- Job -
In the listing below, find every line with the string "title" and pull it out.

- Data supplied -

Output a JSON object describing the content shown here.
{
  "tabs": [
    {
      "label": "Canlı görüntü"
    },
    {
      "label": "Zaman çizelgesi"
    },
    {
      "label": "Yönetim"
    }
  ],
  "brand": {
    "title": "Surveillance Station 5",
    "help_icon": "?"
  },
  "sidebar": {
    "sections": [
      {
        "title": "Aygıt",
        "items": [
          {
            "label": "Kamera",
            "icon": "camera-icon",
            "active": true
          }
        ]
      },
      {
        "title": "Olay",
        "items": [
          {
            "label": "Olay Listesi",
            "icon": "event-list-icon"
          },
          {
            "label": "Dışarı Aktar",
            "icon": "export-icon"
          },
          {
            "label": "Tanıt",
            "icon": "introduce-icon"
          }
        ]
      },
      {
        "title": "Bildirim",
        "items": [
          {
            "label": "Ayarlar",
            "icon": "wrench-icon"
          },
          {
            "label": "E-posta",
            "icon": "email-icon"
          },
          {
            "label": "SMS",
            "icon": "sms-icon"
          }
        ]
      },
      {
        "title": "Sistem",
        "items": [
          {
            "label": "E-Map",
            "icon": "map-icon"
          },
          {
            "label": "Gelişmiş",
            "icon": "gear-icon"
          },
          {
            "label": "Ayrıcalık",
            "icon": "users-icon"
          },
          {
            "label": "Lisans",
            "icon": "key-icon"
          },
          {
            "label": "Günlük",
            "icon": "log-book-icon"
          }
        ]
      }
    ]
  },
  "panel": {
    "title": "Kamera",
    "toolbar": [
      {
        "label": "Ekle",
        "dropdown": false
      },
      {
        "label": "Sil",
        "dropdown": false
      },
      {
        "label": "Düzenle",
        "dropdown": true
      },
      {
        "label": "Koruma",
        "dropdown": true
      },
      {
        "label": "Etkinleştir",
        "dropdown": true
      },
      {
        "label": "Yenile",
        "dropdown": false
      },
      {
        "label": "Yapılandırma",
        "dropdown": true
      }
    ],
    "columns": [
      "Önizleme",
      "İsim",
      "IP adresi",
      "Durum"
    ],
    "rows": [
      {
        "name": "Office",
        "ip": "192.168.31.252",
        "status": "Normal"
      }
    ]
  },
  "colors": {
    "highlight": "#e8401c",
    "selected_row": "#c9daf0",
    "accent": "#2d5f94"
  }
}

- Written response -
    "title": "Surveillance Station 5",
        "title": "Aygıt",
        "title": "Olay",
        "title": "Bildirim",
        "title": "Sistem",
    "title": "Kamera",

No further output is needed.